Given exercise -
Across the entries, how many lines have the string "rotate" in them? Reply with only a number.

Provided records -
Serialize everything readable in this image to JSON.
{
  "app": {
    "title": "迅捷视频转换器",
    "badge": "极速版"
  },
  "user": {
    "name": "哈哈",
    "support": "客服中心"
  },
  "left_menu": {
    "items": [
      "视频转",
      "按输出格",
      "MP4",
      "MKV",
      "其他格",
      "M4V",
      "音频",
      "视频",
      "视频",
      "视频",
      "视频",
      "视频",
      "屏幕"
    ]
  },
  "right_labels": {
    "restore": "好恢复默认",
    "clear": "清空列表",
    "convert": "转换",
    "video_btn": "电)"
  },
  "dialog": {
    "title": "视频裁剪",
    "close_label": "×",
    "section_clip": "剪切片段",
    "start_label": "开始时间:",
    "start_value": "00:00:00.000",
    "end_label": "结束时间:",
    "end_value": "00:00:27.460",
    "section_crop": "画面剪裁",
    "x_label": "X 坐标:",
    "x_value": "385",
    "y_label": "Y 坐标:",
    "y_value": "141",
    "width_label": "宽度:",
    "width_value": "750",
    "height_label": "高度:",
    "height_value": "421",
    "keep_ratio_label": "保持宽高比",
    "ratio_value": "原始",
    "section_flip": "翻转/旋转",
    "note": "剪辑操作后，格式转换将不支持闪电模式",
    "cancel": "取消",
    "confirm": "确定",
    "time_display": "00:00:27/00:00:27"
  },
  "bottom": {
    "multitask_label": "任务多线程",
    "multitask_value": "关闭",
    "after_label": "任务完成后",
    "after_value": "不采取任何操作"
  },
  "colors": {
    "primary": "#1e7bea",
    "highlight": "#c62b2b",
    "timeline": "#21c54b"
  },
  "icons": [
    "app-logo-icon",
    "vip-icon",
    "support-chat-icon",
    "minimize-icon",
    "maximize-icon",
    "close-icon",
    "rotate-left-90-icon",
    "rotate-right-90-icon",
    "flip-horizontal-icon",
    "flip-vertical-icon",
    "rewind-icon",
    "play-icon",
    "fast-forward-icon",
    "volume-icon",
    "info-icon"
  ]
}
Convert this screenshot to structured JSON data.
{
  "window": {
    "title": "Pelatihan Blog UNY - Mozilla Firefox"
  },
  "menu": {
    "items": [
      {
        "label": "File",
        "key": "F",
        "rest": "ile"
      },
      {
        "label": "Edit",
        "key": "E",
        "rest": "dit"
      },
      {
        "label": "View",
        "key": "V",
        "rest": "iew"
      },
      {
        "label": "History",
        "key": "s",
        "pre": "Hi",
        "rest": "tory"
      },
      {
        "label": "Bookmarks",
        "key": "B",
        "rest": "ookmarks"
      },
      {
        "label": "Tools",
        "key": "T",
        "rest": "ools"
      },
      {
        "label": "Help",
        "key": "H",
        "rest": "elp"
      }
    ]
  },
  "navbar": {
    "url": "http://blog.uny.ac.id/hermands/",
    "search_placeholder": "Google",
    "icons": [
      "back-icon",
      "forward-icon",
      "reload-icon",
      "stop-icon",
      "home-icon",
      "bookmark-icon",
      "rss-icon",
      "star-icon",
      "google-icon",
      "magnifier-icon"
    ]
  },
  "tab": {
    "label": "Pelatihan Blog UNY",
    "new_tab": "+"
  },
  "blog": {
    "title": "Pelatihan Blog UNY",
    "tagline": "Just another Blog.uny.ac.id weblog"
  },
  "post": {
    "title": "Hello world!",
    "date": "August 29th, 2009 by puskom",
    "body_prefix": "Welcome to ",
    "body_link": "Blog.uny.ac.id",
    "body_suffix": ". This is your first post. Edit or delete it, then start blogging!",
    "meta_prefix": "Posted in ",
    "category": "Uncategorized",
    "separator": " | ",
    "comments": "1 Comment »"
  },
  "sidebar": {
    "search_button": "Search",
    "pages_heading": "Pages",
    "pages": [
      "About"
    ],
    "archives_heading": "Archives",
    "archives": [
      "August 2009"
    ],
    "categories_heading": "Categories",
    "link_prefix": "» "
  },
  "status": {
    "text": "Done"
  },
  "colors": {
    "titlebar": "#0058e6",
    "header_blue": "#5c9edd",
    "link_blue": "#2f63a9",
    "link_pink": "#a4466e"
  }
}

Written response -
2